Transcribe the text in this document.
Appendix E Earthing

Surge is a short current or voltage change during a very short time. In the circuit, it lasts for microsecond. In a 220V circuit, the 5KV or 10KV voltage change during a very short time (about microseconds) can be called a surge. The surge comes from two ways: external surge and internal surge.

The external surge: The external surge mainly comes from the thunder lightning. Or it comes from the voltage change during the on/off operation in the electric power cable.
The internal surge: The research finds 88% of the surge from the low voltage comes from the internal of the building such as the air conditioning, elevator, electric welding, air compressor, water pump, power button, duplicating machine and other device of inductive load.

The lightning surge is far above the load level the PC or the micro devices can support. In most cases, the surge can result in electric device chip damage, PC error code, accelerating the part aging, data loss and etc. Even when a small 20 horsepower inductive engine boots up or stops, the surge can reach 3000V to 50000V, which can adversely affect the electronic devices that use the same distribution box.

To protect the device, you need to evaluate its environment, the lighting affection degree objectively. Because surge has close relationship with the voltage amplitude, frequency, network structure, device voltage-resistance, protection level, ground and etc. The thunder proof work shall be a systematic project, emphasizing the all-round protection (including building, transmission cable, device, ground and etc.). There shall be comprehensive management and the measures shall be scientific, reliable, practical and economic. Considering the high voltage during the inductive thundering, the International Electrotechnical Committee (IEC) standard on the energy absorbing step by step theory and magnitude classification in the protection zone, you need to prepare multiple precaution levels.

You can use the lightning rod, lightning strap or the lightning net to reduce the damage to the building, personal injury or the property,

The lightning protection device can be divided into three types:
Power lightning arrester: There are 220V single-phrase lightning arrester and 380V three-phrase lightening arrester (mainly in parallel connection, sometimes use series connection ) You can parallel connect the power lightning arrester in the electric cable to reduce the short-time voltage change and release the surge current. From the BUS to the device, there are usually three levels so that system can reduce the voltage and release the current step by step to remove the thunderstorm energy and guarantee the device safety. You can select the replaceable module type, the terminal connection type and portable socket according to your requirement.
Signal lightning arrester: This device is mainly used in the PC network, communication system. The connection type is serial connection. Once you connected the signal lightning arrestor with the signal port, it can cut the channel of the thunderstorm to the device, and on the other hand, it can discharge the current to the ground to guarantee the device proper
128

+ + + + +

[Work to do] Using the records above, find and show each line with the string "three".

[Answer to the exercise]
The lightning protection device can be divided into three types:
Power lightning arrester: There are 220V single-phrase lightning arrester and 380V three-phrase lightening arrester (mainly in parallel connection, sometimes use series connection ) You can parallel connect the power lightning arrester in the electric cable to reduce the short-time voltage change and release the surge current. From the BUS to the device, there are usually three levels so that system can reduce the voltage and release the current step by step to remove the thunderstorm energy and guarantee the device safety. You can select the replaceable module type, the terminal connection type and portable socket according to your requirement.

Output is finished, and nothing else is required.